Task objective -> Set down each record below precisely, skipping the pictures.

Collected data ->
"""

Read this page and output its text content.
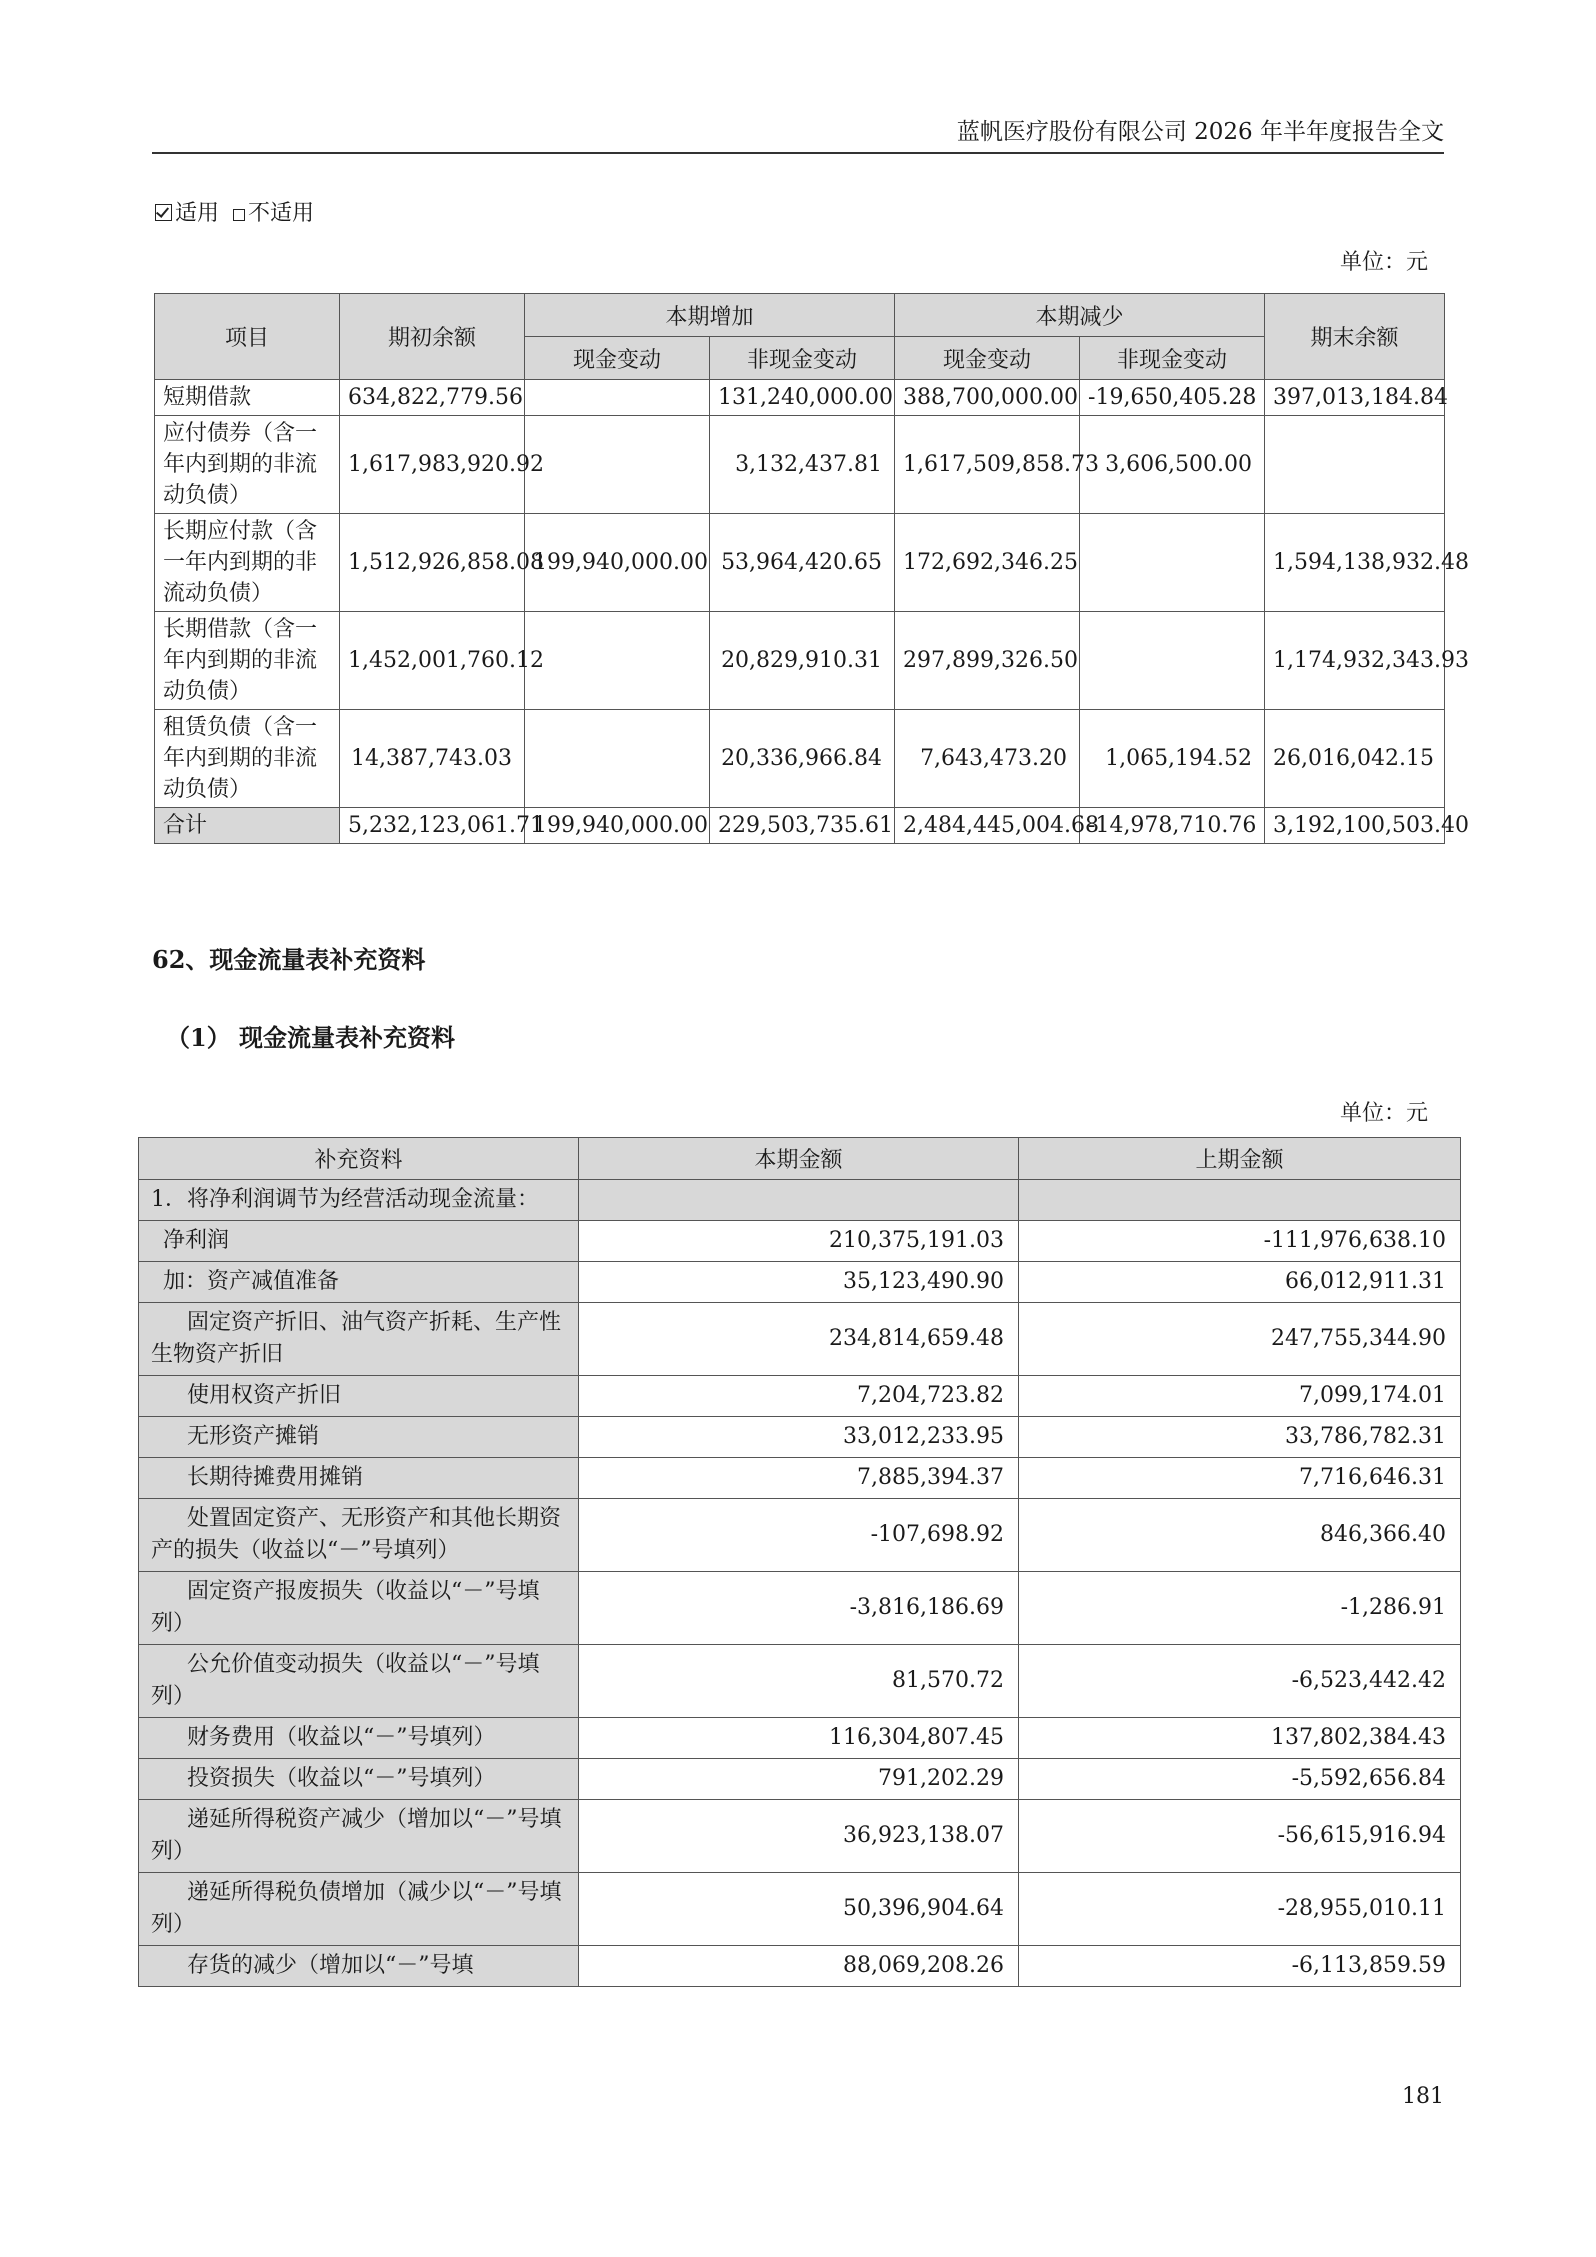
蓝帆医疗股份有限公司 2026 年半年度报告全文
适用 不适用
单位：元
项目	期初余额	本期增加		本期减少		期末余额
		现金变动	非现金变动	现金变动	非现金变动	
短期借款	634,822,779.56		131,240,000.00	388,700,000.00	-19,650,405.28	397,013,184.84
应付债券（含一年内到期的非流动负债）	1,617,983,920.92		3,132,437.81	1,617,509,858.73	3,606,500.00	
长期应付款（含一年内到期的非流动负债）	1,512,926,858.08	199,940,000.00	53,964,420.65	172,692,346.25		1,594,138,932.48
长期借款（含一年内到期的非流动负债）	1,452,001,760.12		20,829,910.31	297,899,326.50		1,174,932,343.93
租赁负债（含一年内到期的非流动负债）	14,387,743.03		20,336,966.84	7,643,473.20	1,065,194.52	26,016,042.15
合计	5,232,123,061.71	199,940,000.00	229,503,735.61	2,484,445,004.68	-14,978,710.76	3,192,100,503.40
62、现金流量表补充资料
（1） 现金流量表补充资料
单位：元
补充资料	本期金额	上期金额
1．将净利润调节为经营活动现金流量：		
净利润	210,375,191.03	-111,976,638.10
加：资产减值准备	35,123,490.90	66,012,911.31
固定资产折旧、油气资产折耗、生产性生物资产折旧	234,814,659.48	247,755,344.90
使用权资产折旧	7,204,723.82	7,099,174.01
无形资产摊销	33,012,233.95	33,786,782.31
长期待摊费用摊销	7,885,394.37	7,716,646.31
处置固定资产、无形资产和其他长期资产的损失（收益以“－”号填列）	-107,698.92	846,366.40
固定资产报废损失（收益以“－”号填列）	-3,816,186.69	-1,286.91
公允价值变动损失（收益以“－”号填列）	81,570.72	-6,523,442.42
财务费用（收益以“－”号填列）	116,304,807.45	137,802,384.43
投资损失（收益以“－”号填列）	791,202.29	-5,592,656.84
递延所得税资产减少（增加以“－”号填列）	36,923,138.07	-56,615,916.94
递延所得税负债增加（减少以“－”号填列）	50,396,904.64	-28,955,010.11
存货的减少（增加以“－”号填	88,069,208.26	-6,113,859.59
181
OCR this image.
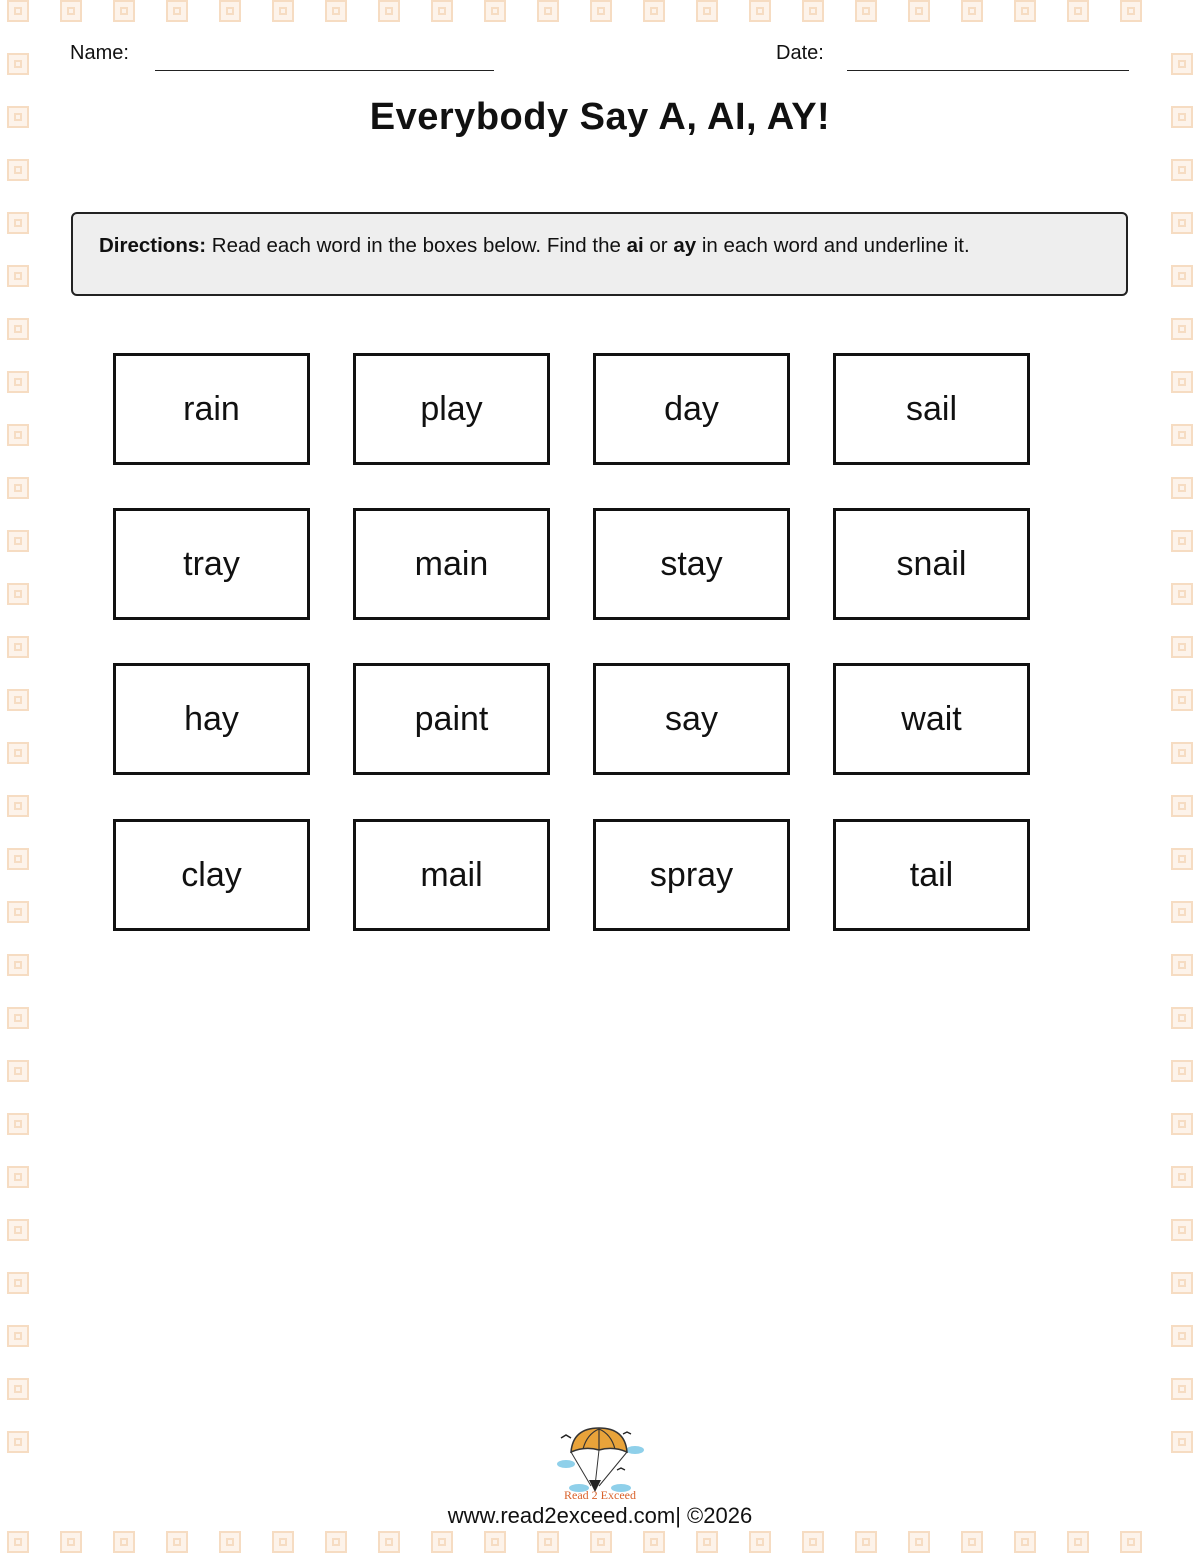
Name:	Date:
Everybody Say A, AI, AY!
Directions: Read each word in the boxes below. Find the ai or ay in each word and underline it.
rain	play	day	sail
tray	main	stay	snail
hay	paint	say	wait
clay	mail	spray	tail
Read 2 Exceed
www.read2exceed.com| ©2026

"""

Answer for the task ->
Read this page and output its text content.
蓝帆医疗股份有限公司 2026 年半年度报告全文
适用 不适用
单位：元
项目	期初余额	本期增加		本期减少		期末余额
		现金变动	非现金变动	现金变动	非现金变动	
短期借款	634,822,779.56		131,240,000.00	388,700,000.00	-19,650,405.28	397,013,184.84
应付债券（含一年内到期的非流动负债）	1,617,983,920.92		3,132,437.81	1,617,509,858.73	3,606,500.00	
长期应付款（含一年内到期的非流动负债）	1,512,926,858.08	199,940,000.00	53,964,420.65	172,692,346.25		1,594,138,932.48
长期借款（含一年内到期的非流动负债）	1,452,001,760.12		20,829,910.31	297,899,326.50		1,174,932,343.93
租赁负债（含一年内到期的非流动负债）	14,387,743.03		20,336,966.84	7,643,473.20	1,065,194.52	26,016,042.15
合计	5,232,123,061.71	199,940,000.00	229,503,735.61	2,484,445,004.68	-14,978,710.76	3,192,100,503.40
62、现金流量表补充资料
（1） 现金流量表补充资料
单位：元
补充资料	本期金额	上期金额
1．将净利润调节为经营活动现金流量：		
净利润	210,375,191.03	-111,976,638.10
加：资产减值准备	35,123,490.90	66,012,911.31
固定资产折旧、油气资产折耗、生产性生物资产折旧	234,814,659.48	247,755,344.90
使用权资产折旧	7,204,723.82	7,099,174.01
无形资产摊销	33,012,233.95	33,786,782.31
长期待摊费用摊销	7,885,394.37	7,716,646.31
处置固定资产、无形资产和其他长期资产的损失（收益以“－”号填列）	-107,698.92	846,366.40
固定资产报废损失（收益以“－”号填列）	-3,816,186.69	-1,286.91
公允价值变动损失（收益以“－”号填列）	81,570.72	-6,523,442.42
财务费用（收益以“－”号填列）	116,304,807.45	137,802,384.43
投资损失（收益以“－”号填列）	791,202.29	-5,592,656.84
递延所得税资产减少（增加以“－”号填列）	36,923,138.07	-56,615,916.94
递延所得税负债增加（减少以“－”号填列）	50,396,904.64	-28,955,010.11
存货的减少（增加以“－”号填	88,069,208.26	-6,113,859.59
181
OCR this image.
Name:	Date:
Everybody Say A, AI, AY!
Directions: Read each word in the boxes below. Find the ai or ay in each word and underline it.
rain	play	day	sail
tray	main	stay	snail
hay	paint	say	wait
clay	mail	spray	tail
Read 2 Exceed
www.read2exceed.com| ©2026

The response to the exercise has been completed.